◆ **Problem description**
Return all lines from the listing below in which the string "Σαμουήλ" occurs.

◆ **Data records**

##########

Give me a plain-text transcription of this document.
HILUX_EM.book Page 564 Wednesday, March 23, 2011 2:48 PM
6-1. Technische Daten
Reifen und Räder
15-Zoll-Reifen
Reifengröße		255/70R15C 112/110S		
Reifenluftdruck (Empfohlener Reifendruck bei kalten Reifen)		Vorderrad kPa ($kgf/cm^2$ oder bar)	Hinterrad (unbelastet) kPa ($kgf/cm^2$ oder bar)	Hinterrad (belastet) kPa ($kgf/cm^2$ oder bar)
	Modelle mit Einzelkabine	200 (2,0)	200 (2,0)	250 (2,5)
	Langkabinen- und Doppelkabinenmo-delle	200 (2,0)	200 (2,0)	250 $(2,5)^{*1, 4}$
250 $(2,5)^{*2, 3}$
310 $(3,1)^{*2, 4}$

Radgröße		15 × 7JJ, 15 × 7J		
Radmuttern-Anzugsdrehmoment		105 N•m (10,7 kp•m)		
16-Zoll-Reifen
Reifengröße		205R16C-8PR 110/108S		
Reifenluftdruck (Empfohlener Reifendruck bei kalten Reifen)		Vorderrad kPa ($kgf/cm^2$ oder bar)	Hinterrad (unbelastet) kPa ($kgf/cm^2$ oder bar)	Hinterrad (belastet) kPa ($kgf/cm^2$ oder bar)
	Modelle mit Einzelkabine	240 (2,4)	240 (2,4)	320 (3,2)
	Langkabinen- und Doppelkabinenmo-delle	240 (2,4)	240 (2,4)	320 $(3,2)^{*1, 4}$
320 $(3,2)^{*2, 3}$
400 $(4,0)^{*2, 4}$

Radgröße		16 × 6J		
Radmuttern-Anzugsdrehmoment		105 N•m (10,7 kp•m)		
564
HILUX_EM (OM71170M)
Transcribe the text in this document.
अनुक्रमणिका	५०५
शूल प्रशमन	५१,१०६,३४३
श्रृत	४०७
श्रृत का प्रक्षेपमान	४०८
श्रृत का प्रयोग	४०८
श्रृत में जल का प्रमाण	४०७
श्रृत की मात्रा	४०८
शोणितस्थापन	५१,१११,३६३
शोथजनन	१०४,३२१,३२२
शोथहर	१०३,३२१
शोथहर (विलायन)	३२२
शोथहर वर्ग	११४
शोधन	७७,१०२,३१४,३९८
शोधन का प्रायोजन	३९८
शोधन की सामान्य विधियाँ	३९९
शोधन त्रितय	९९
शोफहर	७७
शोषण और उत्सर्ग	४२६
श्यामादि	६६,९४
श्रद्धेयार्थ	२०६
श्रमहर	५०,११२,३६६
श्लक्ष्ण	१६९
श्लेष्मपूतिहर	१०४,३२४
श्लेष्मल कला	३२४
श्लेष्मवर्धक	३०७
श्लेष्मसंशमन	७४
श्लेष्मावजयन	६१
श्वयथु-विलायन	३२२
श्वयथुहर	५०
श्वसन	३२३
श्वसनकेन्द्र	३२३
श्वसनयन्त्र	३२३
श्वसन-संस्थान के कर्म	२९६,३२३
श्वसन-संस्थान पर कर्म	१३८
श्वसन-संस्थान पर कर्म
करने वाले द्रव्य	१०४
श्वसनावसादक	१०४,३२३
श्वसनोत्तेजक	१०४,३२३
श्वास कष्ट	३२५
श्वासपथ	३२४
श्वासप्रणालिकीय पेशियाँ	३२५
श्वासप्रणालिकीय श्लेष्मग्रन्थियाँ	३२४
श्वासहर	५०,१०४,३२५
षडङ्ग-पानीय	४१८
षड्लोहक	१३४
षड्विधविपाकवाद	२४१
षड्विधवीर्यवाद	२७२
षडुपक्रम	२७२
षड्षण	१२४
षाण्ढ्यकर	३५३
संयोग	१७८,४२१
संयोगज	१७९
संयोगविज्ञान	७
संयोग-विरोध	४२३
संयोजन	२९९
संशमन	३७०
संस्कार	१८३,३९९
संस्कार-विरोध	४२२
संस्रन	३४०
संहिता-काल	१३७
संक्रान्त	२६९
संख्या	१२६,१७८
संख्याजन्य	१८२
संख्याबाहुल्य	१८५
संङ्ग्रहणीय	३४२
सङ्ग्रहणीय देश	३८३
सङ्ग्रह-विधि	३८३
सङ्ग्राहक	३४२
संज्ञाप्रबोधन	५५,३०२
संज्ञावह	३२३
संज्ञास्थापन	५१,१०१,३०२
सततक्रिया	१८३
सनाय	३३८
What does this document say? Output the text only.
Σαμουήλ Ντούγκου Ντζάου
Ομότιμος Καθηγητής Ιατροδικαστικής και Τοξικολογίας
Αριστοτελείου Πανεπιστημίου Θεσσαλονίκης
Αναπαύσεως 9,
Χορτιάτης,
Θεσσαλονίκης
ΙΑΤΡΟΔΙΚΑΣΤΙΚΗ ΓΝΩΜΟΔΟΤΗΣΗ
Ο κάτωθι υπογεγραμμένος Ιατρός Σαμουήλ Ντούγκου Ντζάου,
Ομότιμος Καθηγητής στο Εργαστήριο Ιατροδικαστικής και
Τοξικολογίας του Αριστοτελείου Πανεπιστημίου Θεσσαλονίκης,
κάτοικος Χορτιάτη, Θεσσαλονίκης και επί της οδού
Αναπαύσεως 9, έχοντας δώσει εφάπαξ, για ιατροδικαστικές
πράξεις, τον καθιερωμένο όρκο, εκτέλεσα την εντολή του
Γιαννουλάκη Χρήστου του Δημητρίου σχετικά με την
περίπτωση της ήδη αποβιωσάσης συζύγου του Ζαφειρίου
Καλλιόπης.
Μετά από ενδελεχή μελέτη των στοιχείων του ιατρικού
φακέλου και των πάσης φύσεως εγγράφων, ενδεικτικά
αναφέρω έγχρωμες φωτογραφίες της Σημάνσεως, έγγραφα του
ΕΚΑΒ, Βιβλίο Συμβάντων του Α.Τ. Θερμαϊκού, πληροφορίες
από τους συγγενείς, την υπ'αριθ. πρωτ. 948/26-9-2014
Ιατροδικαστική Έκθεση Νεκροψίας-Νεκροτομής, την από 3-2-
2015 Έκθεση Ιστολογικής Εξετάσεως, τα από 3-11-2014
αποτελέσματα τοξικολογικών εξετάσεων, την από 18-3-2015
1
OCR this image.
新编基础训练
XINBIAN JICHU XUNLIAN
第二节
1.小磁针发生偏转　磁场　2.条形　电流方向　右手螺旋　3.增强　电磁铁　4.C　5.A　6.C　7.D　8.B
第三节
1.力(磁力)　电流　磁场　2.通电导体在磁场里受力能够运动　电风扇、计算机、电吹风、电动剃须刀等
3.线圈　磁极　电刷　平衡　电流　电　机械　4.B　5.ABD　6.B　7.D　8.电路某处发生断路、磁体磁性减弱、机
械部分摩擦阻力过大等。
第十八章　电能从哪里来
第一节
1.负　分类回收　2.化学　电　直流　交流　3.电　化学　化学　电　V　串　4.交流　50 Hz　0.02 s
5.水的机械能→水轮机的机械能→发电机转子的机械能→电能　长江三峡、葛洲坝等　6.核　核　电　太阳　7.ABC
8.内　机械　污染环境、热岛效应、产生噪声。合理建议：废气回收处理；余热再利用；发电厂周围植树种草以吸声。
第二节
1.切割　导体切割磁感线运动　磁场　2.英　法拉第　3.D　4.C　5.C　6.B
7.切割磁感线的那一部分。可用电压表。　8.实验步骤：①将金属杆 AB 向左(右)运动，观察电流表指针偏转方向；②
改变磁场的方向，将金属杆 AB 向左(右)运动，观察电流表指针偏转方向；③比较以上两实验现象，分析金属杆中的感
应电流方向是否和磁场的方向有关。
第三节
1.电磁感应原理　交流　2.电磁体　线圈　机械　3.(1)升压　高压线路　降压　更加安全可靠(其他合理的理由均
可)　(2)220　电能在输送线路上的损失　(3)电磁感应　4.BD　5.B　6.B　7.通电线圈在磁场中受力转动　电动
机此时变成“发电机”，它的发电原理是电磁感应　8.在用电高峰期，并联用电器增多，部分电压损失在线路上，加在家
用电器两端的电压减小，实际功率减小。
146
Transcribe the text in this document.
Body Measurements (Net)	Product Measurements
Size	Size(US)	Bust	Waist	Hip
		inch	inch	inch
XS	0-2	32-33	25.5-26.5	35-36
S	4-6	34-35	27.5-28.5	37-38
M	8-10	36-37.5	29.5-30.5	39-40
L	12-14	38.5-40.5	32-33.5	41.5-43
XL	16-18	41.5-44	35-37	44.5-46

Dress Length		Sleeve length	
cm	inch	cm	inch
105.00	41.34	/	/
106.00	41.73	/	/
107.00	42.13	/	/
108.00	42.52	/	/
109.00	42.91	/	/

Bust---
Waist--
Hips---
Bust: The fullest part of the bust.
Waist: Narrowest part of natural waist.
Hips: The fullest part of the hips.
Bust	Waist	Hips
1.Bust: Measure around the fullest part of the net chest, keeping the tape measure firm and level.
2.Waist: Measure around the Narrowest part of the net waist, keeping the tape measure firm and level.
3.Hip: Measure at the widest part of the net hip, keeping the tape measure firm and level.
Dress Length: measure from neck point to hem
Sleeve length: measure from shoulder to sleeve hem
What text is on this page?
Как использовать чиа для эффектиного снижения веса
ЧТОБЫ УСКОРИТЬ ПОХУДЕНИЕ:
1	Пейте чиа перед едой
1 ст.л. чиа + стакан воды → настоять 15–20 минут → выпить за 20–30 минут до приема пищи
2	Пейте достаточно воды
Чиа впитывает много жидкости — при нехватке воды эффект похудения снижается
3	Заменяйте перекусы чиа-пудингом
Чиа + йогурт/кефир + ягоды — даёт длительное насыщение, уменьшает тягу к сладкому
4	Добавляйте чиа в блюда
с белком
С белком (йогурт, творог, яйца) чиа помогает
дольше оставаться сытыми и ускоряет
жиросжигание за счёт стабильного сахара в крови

##########

◆ **Finished answer**
Σαμουήλ Ντούγκου Ντζάου
Ο κάτωθι υπογεγραμμένος Ιατρός Σαμουήλ Ντούγκου Ντζάου,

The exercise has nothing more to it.